=== Dataset rows ===

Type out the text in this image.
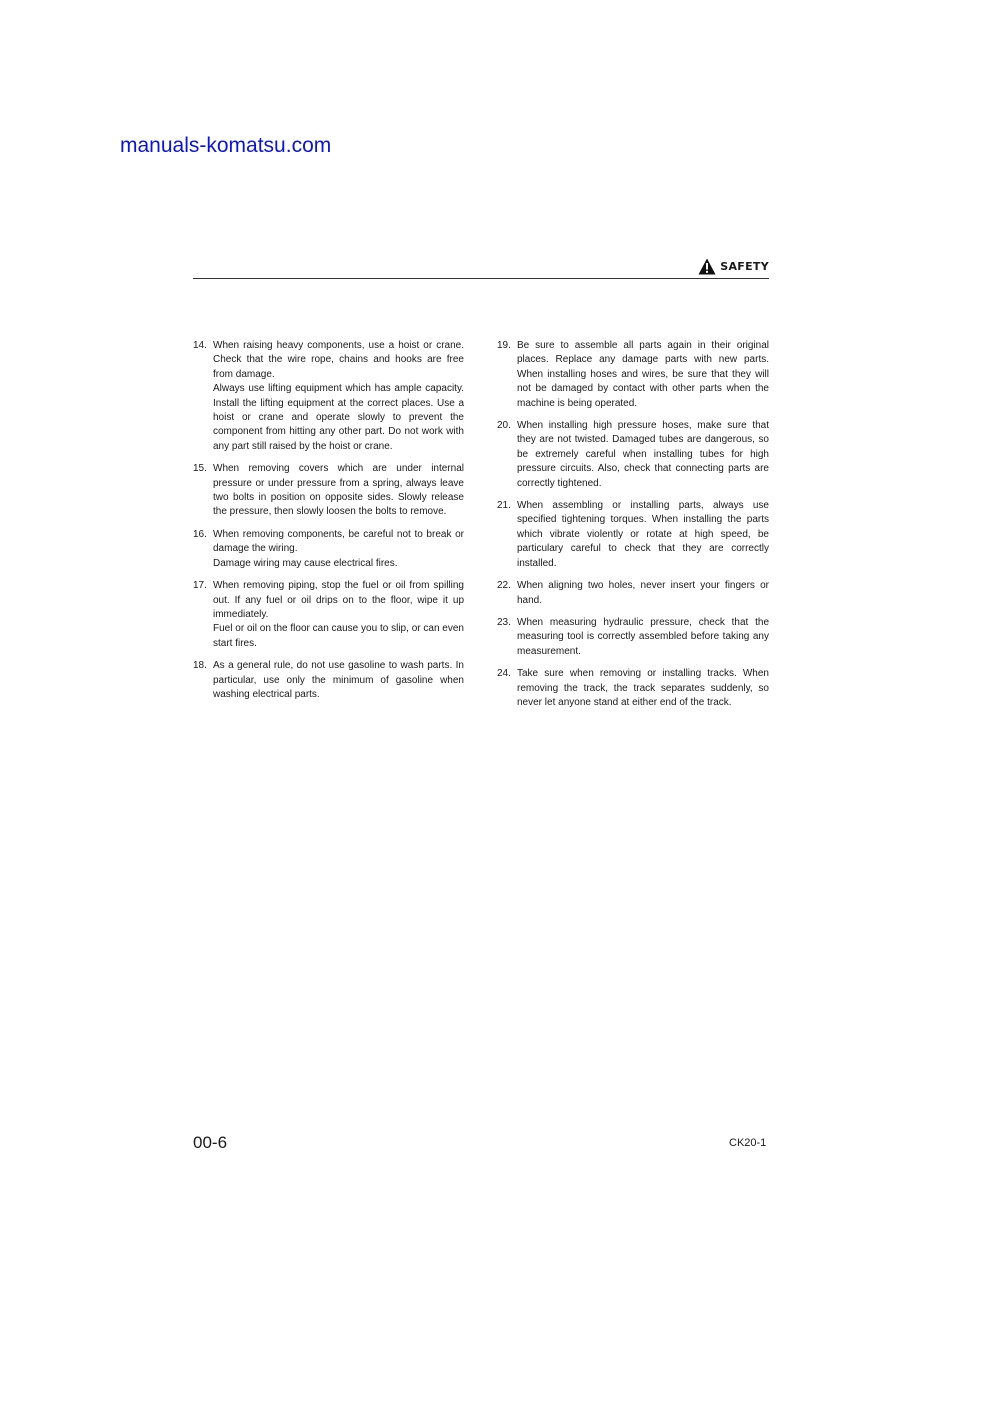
manuals-komatsu.com
SAFETY
14. When raising heavy components, use a hoist or crane. Check that the wire rope, chains and hooks are free from damage.

Always use lifting equipment which has ample capacity. Install the lifting equipment at the correct places. Use a hoist or crane and operate slowly to prevent the component from hitting any other part. Do not work with any part still raised by the hoist or crane.

15. When removing covers which are under internal pressure or under pressure from a spring, always leave two bolts in position on opposite sides. Slowly release the pressure, then slowly loosen the bolts to remove.

16. When removing components, be careful not to break or damage the wiring.

Damage wiring may cause electrical fires.

17. When removing piping, stop the fuel or oil from spilling out. If any fuel or oil drips on to the floor, wipe it up immediately.

Fuel or oil on the floor can cause you to slip, or can even start fires.

18. As a general rule, do not use gasoline to wash parts. In particular, use only the minimum of gasoline when washing electrical parts.

19. Be sure to assemble all parts again in their original places. Replace any damage parts with new parts. When installing hoses and wires, be sure that they will not be damaged by contact with other parts when the machine is being operated.

20. When installing high pressure hoses, make sure that they are not twisted. Damaged tubes are dangerous, so be extremely careful when installing tubes for high pressure circuits. Also, check that connecting parts are correctly tightened.

21. When assembling or installing parts, always use specified tightening torques. When installing the parts which vibrate violently or rotate at high speed, be particulary careful to check that they are correctly installed.

22. When aligning two holes, never insert your fingers or hand.

23. When measuring hydraulic pressure, check that the measuring tool is correctly assembled before taking any measurement.

24. Take sure when removing or installing tracks. When removing the track, the track separates suddenly, so never let anyone stand at either end of the track.

00-6	CK20-1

===

◆ Your objective ◆
From the data, list each line in which the string "components" appears.

◆ Exercise output ◆
14. When raising heavy components, use a hoist or crane. Check that the wire rope, chains and hooks are free from damage.
16. When removing components, be careful not to break or damage the wiring.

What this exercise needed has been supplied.